**TASK BRIEF**.
Gather all lines in the entries below that include the word "shown".

**Records about charts and figures**.
——

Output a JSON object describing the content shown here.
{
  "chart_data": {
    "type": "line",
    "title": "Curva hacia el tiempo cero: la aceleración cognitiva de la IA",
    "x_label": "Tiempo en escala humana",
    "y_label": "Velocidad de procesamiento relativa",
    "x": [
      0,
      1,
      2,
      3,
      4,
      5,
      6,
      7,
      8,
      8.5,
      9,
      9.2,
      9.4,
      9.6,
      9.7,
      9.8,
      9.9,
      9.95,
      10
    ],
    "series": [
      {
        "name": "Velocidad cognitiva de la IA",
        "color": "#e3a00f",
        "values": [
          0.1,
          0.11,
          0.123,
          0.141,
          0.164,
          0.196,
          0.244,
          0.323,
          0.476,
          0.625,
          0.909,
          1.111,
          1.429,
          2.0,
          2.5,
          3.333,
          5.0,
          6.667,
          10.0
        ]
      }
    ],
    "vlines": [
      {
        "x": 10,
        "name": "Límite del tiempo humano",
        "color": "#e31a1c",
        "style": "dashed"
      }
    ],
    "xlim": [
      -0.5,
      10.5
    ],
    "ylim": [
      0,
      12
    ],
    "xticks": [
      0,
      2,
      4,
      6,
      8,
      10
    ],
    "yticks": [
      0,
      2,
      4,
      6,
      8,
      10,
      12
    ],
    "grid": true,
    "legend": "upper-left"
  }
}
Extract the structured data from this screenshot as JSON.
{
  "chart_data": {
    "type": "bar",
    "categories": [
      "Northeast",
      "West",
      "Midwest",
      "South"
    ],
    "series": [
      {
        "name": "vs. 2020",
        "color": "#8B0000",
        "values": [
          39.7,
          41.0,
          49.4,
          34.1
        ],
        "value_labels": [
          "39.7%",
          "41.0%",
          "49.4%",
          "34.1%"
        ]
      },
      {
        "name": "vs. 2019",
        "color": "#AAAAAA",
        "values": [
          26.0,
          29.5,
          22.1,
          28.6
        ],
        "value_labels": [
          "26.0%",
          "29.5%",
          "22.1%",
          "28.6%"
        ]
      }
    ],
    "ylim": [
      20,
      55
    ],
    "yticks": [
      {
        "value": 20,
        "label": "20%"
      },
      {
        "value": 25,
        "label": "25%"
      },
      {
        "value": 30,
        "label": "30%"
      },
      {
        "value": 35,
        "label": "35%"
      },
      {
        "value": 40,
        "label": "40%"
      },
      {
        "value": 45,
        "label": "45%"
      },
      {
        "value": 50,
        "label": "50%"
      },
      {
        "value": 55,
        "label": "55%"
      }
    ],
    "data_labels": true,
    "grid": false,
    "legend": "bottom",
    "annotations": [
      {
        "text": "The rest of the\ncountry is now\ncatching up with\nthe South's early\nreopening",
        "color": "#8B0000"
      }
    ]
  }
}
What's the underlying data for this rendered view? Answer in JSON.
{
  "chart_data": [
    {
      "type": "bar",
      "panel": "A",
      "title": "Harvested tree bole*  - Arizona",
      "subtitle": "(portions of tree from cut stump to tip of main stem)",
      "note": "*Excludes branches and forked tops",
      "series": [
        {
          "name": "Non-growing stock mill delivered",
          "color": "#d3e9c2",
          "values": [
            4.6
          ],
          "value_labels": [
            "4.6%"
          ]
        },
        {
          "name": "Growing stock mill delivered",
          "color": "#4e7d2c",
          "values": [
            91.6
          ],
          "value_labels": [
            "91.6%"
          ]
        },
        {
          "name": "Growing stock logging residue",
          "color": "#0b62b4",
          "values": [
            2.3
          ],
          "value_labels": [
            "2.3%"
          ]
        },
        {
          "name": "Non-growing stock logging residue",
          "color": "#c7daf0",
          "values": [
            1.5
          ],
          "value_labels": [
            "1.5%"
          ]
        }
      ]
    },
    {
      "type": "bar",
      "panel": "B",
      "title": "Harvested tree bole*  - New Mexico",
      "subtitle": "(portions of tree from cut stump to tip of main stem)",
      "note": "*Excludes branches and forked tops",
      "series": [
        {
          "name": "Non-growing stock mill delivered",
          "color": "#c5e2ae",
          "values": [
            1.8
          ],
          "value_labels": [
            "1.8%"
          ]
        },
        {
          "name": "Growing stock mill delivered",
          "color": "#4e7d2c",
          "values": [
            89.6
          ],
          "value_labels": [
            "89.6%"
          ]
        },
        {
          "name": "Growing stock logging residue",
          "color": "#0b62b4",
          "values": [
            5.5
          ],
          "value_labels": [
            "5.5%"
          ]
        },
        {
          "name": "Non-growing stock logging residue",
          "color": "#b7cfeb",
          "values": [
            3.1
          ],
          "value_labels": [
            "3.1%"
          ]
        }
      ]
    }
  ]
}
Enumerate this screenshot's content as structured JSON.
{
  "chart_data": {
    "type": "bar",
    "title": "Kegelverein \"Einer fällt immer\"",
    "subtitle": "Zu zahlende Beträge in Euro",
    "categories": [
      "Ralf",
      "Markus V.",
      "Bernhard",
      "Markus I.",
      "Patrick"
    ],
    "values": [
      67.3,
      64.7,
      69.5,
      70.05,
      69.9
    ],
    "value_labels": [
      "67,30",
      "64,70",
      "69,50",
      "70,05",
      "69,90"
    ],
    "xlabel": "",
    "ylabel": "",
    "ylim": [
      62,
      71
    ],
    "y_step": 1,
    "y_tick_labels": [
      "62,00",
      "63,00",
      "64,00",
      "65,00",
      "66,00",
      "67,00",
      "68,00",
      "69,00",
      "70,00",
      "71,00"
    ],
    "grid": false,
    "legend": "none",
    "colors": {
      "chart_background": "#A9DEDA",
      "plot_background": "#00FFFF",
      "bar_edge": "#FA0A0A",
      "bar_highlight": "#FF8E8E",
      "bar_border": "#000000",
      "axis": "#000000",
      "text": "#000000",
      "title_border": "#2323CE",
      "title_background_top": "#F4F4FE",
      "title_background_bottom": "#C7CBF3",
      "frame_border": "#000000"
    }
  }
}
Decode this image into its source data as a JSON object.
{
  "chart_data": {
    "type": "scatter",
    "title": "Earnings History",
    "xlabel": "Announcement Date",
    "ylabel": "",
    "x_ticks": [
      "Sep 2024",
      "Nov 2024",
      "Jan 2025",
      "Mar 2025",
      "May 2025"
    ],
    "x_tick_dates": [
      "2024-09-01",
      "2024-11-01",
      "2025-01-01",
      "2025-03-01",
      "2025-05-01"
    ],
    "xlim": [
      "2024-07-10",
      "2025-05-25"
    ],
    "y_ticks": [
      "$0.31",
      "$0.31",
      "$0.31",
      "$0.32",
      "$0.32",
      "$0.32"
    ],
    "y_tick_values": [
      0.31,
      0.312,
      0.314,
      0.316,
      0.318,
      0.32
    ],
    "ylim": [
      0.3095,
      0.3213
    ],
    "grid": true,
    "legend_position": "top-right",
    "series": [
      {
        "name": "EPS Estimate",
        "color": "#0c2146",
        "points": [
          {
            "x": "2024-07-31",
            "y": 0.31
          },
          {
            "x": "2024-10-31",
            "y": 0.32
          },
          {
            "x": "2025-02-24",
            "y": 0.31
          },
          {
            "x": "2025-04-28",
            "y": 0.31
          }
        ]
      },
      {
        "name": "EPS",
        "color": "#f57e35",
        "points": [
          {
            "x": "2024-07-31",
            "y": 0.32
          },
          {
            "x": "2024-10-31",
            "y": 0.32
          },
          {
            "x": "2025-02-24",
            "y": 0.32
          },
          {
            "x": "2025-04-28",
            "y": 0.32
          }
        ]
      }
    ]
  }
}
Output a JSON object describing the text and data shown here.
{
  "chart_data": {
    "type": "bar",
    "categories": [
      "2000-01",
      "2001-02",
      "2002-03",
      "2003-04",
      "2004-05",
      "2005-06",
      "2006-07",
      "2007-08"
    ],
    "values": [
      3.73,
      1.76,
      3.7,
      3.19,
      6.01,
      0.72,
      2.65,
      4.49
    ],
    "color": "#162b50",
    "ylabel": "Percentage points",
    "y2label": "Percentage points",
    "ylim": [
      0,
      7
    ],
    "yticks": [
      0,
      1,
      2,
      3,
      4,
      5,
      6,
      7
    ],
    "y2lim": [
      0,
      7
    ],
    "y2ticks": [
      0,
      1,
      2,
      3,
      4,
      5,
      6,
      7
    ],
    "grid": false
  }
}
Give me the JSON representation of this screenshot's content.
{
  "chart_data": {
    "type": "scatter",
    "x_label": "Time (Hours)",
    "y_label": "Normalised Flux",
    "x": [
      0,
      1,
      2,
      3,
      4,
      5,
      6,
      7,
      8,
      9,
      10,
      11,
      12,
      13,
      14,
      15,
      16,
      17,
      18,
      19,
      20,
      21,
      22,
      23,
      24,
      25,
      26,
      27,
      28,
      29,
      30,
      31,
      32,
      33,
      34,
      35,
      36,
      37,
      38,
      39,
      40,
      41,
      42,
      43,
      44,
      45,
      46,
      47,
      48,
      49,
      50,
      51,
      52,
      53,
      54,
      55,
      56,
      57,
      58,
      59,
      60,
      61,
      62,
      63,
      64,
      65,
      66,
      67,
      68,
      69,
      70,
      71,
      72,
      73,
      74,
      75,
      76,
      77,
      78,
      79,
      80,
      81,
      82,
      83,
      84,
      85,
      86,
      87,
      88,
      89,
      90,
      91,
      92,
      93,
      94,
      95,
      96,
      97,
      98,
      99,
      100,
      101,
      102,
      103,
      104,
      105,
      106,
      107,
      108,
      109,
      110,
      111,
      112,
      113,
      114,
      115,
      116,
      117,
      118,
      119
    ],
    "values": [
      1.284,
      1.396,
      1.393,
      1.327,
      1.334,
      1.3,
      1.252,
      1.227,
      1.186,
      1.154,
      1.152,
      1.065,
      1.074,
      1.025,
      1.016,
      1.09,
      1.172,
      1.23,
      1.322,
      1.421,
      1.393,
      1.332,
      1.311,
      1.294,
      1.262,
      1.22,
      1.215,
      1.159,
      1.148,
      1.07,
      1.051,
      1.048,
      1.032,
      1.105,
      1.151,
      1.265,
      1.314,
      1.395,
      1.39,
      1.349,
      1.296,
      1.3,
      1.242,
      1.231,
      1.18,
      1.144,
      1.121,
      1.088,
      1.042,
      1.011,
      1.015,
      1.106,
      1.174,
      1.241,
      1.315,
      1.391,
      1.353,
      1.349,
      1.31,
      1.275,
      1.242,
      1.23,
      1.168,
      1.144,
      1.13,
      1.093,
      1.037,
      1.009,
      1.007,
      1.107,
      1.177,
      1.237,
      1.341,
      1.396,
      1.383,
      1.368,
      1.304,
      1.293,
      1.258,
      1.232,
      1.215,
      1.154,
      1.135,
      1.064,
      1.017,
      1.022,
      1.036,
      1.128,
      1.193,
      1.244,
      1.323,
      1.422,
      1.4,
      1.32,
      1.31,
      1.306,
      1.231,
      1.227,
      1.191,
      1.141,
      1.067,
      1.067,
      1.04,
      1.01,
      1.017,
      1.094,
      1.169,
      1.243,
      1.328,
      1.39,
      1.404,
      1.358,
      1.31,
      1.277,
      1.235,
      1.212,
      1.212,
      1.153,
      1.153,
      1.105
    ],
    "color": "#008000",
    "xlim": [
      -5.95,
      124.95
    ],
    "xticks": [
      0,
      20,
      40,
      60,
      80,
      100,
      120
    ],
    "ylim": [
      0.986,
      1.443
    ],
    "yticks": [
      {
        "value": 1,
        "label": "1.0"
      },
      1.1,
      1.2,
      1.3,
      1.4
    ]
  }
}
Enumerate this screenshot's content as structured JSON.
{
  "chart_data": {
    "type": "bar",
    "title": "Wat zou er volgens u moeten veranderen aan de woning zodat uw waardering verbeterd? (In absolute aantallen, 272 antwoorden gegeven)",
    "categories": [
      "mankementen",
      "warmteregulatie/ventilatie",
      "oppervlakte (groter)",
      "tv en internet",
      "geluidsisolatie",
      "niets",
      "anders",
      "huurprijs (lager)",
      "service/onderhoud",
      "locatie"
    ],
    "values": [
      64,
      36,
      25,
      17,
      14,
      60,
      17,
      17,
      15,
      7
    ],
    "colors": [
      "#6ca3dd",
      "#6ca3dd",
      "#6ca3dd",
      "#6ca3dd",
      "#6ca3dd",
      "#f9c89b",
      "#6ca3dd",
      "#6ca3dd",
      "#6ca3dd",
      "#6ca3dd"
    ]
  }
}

——

**FULL SOLUTION**.
Output a JSON object describing the content shown here.
Output a JSON object describing the text and data shown here.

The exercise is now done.